BEGIN

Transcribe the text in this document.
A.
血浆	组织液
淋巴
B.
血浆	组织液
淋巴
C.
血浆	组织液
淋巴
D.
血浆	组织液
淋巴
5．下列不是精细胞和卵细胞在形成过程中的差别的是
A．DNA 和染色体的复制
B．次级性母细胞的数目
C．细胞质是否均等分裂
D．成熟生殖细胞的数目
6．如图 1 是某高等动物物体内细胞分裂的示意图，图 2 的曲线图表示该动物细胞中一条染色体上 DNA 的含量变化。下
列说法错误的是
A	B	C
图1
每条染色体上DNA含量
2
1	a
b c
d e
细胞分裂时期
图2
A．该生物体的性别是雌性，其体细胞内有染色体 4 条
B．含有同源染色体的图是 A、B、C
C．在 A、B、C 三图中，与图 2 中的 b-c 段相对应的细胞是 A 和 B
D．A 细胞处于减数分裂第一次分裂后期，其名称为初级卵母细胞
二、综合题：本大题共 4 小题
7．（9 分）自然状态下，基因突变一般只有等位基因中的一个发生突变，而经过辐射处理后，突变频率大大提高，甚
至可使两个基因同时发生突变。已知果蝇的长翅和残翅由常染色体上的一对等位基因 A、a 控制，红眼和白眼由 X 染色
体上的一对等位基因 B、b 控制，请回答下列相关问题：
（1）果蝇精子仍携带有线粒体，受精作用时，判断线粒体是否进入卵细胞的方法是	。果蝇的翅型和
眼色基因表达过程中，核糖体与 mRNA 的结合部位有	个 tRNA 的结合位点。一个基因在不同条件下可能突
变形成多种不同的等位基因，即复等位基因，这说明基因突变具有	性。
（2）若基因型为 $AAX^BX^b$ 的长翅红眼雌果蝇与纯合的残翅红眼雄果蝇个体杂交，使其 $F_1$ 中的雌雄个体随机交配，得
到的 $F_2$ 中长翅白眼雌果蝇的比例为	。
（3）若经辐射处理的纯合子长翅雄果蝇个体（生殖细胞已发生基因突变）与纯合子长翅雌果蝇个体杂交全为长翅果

END

Please retype all of the data above exactly as it appears.

_Solution below:_
Transcribe the text in this document.
A.
血浆	组织液
淋巴
B.
血浆	组织液
淋巴
C.
血浆	组织液
淋巴
D.
血浆	组织液
淋巴
5．下列不是精细胞和卵细胞在形成过程中的差别的是
A．DNA 和染色体的复制
B．次级性母细胞的数目
C．细胞质是否均等分裂
D．成熟生殖细胞的数目
6．如图 1 是某高等动物物体内细胞分裂的示意图，图 2 的曲线图表示该动物细胞中一条染色体上 DNA 的含量变化。下
列说法错误的是
A	B	C
图1
每条染色体上DNA含量
2
1	a
b c
d e
细胞分裂时期
图2
A．该生物体的性别是雌性，其体细胞内有染色体 4 条
B．含有同源染色体的图是 A、B、C
C．在 A、B、C 三图中，与图 2 中的 b-c 段相对应的细胞是 A 和 B
D．A 细胞处于减数分裂第一次分裂后期，其名称为初级卵母细胞
二、综合题：本大题共 4 小题
7．（9 分）自然状态下，基因突变一般只有等位基因中的一个发生突变，而经过辐射处理后，突变频率大大提高，甚
至可使两个基因同时发生突变。已知果蝇的长翅和残翅由常染色体上的一对等位基因 A、a 控制，红眼和白眼由 X 染色
体上的一对等位基因 B、b 控制，请回答下列相关问题：
（1）果蝇精子仍携带有线粒体，受精作用时，判断线粒体是否进入卵细胞的方法是	。果蝇的翅型和
眼色基因表达过程中，核糖体与 mRNA 的结合部位有	个 tRNA 的结合位点。一个基因在不同条件下可能突
变形成多种不同的等位基因，即复等位基因，这说明基因突变具有	性。
（2）若基因型为 $AAX^BX^b$ 的长翅红眼雌果蝇与纯合的残翅红眼雄果蝇个体杂交，使其 $F_1$ 中的雌雄个体随机交配，得
到的 $F_2$ 中长翅白眼雌果蝇的比例为	。
（3）若经辐射处理的纯合子长翅雄果蝇个体（生殖细胞已发生基因突变）与纯合子长翅雌果蝇个体杂交全为长翅果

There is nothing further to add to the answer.